Check each line of the listing for the word "data" and report how many lines contain it, giving nothing but the number.

++++++++++++++++++++

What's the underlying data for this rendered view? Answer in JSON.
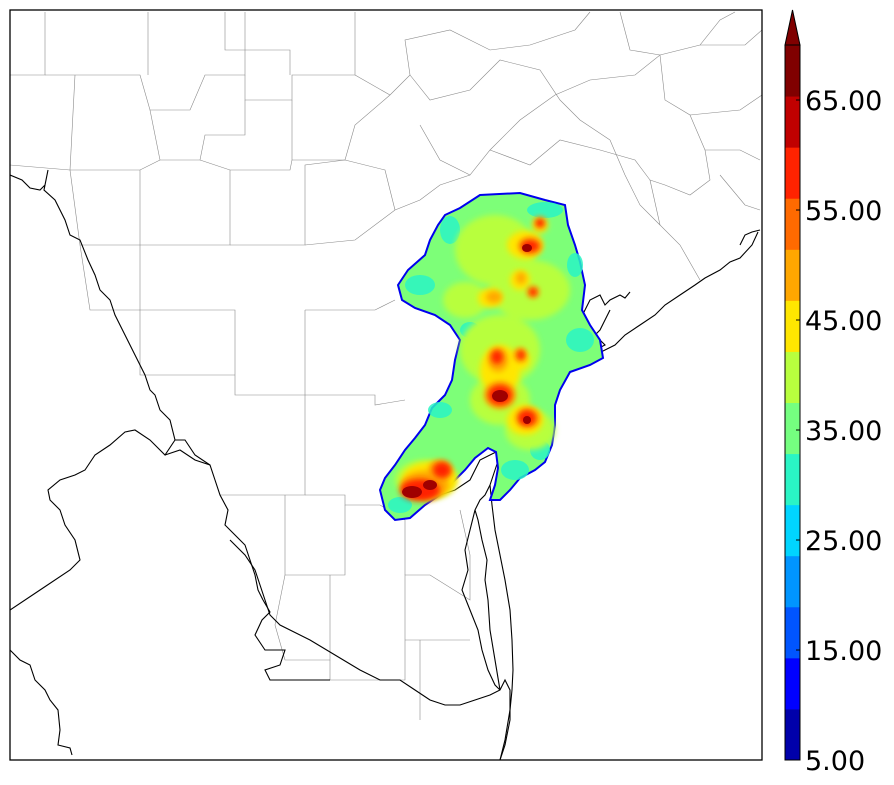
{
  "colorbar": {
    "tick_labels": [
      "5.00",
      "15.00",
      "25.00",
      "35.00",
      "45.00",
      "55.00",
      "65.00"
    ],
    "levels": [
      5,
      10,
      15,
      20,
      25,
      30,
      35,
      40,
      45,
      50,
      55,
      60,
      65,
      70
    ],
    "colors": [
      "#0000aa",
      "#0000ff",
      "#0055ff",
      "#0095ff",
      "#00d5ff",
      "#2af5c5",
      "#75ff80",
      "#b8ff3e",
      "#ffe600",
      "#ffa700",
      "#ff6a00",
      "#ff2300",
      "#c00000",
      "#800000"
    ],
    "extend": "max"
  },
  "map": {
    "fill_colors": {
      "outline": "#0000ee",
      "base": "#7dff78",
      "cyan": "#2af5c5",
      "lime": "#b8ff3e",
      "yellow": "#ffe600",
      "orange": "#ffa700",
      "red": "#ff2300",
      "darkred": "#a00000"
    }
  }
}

++++++++++++++++++++

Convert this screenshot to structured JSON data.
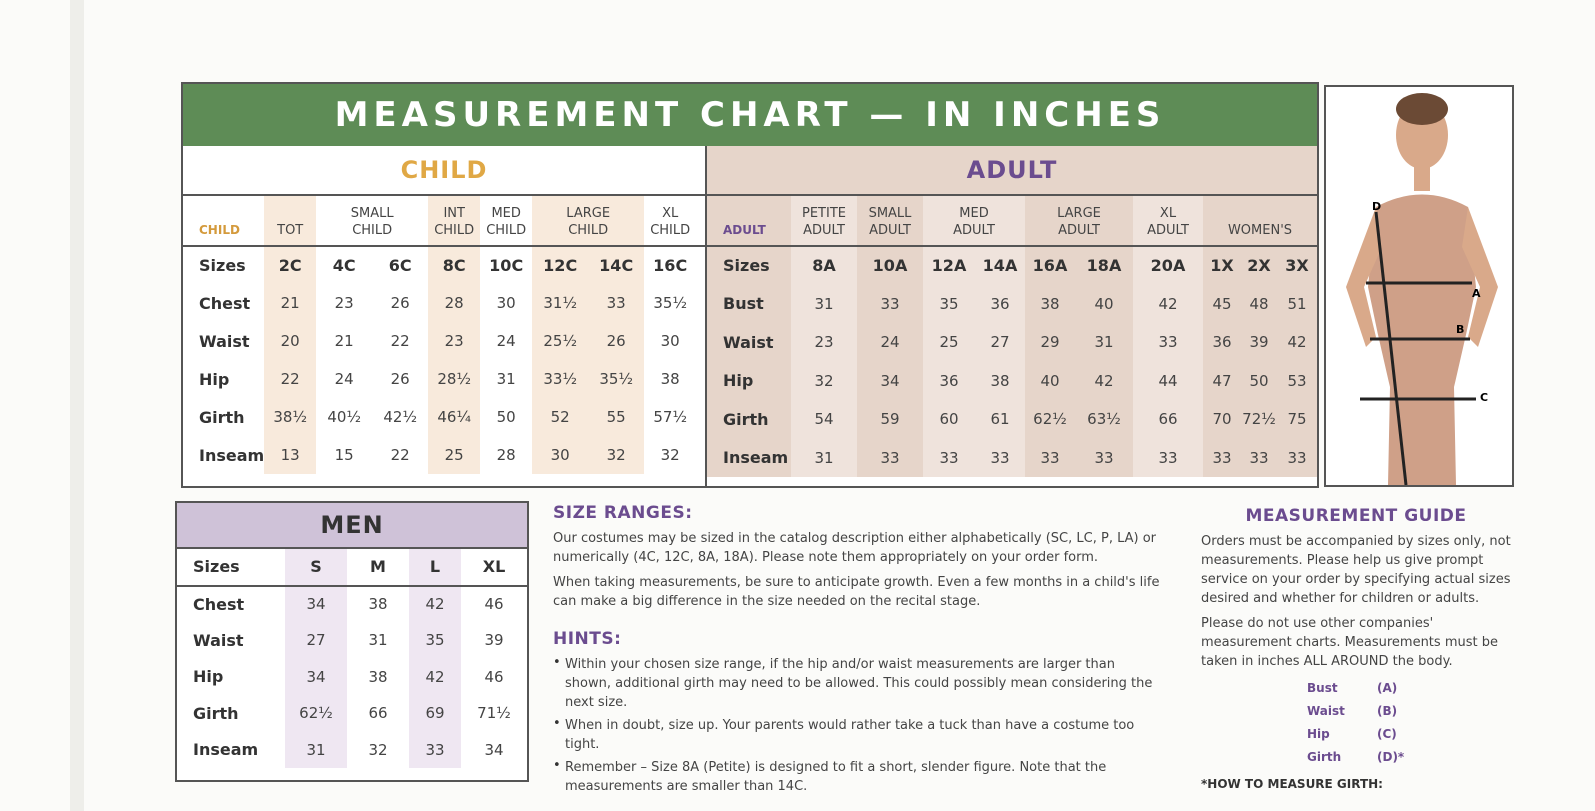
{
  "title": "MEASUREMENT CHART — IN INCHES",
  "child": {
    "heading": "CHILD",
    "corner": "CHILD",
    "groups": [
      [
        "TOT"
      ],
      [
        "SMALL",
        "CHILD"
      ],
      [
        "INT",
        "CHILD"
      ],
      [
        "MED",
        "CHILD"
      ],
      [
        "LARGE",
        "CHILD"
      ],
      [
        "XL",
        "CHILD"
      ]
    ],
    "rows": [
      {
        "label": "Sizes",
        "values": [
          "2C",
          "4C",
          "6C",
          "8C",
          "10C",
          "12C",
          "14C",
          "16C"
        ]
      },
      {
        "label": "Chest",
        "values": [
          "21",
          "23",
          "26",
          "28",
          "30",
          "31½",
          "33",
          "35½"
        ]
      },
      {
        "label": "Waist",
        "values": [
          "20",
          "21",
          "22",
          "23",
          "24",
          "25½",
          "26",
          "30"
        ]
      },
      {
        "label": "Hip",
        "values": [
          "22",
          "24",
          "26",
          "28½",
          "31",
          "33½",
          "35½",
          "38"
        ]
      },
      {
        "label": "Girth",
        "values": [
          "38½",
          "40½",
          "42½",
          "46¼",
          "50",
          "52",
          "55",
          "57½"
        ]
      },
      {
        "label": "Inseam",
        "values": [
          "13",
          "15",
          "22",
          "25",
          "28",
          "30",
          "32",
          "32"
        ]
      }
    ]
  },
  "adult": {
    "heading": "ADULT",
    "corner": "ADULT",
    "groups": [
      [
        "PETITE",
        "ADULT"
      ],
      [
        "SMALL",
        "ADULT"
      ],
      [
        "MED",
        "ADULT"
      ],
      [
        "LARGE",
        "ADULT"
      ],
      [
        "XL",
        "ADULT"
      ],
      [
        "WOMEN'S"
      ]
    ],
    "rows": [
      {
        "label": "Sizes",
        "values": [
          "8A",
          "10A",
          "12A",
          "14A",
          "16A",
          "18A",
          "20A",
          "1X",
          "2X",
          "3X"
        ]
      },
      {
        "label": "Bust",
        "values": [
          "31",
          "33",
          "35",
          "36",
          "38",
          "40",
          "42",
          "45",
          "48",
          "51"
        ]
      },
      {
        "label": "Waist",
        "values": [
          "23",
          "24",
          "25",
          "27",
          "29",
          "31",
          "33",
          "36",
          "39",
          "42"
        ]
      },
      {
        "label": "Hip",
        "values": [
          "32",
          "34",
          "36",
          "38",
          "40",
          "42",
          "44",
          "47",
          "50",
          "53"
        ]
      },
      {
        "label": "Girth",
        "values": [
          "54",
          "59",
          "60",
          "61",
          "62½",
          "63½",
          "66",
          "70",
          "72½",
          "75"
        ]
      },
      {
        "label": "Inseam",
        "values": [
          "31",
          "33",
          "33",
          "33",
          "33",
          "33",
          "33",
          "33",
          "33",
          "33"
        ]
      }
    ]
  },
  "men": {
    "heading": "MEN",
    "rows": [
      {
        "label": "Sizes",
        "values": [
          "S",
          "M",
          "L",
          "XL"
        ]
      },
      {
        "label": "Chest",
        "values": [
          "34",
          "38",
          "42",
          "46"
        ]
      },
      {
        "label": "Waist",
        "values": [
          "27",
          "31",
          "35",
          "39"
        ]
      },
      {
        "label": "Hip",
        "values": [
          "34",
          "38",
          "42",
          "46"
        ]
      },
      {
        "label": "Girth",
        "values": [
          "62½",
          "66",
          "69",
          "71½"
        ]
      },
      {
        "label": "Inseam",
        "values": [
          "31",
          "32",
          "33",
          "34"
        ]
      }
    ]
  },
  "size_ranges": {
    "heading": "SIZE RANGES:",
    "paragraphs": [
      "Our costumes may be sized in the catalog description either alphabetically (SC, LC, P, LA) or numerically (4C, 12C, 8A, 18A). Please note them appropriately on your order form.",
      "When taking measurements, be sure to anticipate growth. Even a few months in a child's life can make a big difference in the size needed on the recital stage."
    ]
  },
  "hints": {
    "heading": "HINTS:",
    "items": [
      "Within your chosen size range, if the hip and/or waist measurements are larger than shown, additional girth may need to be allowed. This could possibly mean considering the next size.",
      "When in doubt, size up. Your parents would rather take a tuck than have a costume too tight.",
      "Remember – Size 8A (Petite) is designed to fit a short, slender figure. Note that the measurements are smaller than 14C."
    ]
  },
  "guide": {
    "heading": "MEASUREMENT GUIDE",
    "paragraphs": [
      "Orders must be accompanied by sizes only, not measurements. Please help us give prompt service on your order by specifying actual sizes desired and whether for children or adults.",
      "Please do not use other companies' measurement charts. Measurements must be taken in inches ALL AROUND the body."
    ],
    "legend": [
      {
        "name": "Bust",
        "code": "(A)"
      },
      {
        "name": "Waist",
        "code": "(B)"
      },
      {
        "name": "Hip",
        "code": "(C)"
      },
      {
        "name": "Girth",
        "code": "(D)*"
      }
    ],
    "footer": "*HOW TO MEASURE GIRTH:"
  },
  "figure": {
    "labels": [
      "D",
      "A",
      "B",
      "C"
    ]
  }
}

++++++++++++++++++++

### Final answer
2